#### EXERCISE 1
In the text on game level design, what powers the ship's propeller in Chapter 10 of Shadow Warrior?
#### EXERCISE 2
Reproduce the stretch of the text on game level design from "Chapter 2. There" through "over the game.", renaming "truck" to "bus" throughout.

Duke Nukem Forever

I don't know why they made the elevator's exit / entrance be oriented towards inside the building, not the outside. I have no idea if there are buildings in the world that have elevators like that. 

Not only that, notice the misalignment caused by pillars that were just copied and pasted without any care taken to properly align the textures and the geometry. Look at the pillar's corners and edges. That's pure laziness or carelessness. I can't state that the elevators facing towards inside the building were caused by the same reasons though.

The Duke Dome. In this spot the player has to shoot at the fire extinguisher to put out the flames to pass. The problem is that there is no fuel or anything burning on the ground. It feels odd to not have anything burning. This kind of error shows that there wasn't much care taken in building the game's world.

Ghost Town. They didn't make much effort in the desert part to make it look more natural. The cliffs themselves are extremely artificial looking and unnatural. The houses and wooden cabins all look randomly placed in the middle of nowhere, with no roads going in or out. The cabins are all empty inside, as if the town was just dropped there to shot a movie or something.

Halo: Combat Evolved

Image credits: LongplayArchive

In the last level of the game the cruiser's exterior doesn't match the interior at all. It feels as if two different persons made the same structure, one on the outside and the other on the inside, while one didn't talk to the other. The last level was built as a track for a vehicle, full of obstacles along the way. It completely disregards the cruiser's exterior, going as far as having a bridge that breaks the cruiser in two parts that doesn't exist when viewed from the outside. Whoever made the cruiser's exterior and the cutscenes clearly isn't the same person who made the levels that take place inside it. Halo also suffers from scaling issues. Mega structures have a size and proportion from outside that doesn't match the size and proportions when the player is inside it.

Shadow Warrior

Chapter 2. There are many things lacking coherence in here. The light sign is highlighting a door that exists on the outside but doesn't from inside. The building's entrance isn't there, it's on the other side where there is another, identical, light sign. The building is on fire on the outside, but inside nothing is burning, there is no fire inside. There are two rows of windows on the outside, but the extra floor doesn't exist inside. On the street there is truck placed there for no reason. The truck takes no part in the player's combat at all.

The whole building was built with the visual aspect in mind with no regards to make form and function tied together. The same mistake repeats all over the game.

Chapter 10. The lockers were reused everywhere in the game. The problem is that the style of the lockers doesn't match all the metal from the ship. The lockers should had been part of the ship's architecture. Reasons for reusing things in game could be developers in a hurry, time or resource constrains.

There isn't a rule for combining different styles in a game. It all depends on context.

Chapter 10. The ship is much larger than the much smaller power generator that is powering up the ship's propeller. It doesn't make any sense for the propeller to be powered by a very small power generator placed outside the ship. The game has a real world setting but in this level that realism is traded for no reason. The player has to push a button to turn off the power, which stops the propeller and allows the player to pass. Why couldn't the player blow up the propeller or break the blades to pass?

#### ENTRIES SHOWN

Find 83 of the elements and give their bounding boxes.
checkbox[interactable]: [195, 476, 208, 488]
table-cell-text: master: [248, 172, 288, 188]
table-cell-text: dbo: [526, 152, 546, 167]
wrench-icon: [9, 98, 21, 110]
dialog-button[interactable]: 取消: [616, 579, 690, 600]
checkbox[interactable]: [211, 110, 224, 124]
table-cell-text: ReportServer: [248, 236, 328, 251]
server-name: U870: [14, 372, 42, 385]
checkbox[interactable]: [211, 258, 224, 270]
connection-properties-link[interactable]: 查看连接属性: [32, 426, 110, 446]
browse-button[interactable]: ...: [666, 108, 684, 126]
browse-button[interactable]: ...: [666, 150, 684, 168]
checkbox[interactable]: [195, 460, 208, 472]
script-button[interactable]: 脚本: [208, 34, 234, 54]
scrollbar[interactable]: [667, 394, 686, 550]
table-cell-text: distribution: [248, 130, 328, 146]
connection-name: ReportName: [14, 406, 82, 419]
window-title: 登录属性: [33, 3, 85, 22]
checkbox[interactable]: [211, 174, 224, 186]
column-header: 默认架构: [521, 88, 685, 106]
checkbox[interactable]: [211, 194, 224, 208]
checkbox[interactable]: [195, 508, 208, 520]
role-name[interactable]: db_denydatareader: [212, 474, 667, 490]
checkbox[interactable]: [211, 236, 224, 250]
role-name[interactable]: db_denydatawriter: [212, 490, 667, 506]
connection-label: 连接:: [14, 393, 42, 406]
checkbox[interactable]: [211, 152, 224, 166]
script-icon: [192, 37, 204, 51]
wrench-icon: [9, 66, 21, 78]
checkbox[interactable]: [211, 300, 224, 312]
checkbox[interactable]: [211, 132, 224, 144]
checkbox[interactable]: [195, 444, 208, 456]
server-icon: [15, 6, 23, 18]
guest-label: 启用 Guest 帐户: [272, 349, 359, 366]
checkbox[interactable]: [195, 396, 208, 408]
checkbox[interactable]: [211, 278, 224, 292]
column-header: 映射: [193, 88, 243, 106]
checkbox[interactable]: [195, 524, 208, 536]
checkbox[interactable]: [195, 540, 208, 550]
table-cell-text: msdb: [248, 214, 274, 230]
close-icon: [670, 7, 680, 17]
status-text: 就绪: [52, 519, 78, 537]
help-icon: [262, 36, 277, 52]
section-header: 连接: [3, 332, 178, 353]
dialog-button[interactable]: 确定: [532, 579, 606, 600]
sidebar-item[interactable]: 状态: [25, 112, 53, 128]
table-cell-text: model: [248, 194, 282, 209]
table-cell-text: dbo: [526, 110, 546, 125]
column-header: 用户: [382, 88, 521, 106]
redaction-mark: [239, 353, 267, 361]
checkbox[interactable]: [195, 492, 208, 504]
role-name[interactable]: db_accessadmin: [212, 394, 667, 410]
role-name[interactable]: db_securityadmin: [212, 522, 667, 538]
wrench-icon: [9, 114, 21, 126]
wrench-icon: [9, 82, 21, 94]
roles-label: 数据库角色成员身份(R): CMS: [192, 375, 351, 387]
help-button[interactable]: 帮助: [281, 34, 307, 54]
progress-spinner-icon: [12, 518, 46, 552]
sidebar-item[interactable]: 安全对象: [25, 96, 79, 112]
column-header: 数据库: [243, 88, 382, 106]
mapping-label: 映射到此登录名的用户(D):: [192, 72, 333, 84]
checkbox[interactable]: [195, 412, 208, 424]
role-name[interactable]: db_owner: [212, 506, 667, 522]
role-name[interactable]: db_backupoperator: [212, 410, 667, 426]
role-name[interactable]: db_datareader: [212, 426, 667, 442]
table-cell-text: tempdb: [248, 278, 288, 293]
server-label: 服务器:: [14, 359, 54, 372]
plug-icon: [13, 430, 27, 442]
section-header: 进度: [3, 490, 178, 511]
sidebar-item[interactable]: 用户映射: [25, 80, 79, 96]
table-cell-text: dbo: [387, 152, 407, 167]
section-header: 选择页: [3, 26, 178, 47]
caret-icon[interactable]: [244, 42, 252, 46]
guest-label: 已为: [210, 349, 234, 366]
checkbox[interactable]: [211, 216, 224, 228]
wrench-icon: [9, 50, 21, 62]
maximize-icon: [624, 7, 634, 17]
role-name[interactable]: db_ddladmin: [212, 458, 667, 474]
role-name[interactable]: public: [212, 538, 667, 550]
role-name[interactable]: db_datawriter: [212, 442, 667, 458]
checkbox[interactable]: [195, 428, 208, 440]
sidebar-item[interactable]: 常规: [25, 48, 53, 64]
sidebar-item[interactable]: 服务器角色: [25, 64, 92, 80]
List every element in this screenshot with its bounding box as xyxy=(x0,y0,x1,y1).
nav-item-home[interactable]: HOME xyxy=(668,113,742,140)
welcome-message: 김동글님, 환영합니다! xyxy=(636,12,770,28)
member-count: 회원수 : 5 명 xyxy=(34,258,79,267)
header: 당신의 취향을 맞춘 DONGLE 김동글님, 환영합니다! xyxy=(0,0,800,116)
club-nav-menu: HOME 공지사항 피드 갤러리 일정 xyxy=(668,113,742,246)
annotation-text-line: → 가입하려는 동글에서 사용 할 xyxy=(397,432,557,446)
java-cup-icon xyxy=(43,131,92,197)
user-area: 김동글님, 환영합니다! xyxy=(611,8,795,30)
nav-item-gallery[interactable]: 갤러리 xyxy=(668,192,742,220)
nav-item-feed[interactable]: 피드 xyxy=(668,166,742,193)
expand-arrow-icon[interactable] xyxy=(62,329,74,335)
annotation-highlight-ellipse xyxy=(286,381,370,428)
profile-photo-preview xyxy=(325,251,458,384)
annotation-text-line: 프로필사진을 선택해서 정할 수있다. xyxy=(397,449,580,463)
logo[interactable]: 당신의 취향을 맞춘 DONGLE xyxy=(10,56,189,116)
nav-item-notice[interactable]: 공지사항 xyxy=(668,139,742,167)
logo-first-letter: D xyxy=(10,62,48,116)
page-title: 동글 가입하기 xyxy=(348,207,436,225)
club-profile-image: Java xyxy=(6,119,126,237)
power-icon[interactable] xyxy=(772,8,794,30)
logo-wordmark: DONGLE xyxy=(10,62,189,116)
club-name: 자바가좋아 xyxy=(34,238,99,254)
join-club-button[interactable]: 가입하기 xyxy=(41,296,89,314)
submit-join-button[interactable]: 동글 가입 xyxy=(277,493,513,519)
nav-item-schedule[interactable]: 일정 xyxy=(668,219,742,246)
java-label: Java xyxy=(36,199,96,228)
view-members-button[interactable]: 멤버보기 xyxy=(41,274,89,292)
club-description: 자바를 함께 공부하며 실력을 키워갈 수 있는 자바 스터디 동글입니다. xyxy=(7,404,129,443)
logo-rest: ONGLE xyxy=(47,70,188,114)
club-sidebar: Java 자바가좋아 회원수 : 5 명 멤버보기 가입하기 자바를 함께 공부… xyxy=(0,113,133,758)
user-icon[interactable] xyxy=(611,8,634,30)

#### WRITTEN RESPONSE 1
A very small power generator placed outside the ship powers it.

#### WRITTEN RESPONSE 2
Chapter 2. There are many things lacking coherence in here. The light sign is highlighting a door that exists on the outside but doesn't from inside. The building's entrance isn't there, it's on the other side where there is another, identical, light sign. The building is on fire on the outside, but inside nothing is burning, there is no fire inside. There are two rows of windows on the outside, but the extra floor doesn't exist inside. On the street there is bus placed there for no reason. The bus takes no part in the player's combat at all.

The whole building was built with the visual aspect in mind with no regards to make form and function tied together. The same mistake repeats all over the game.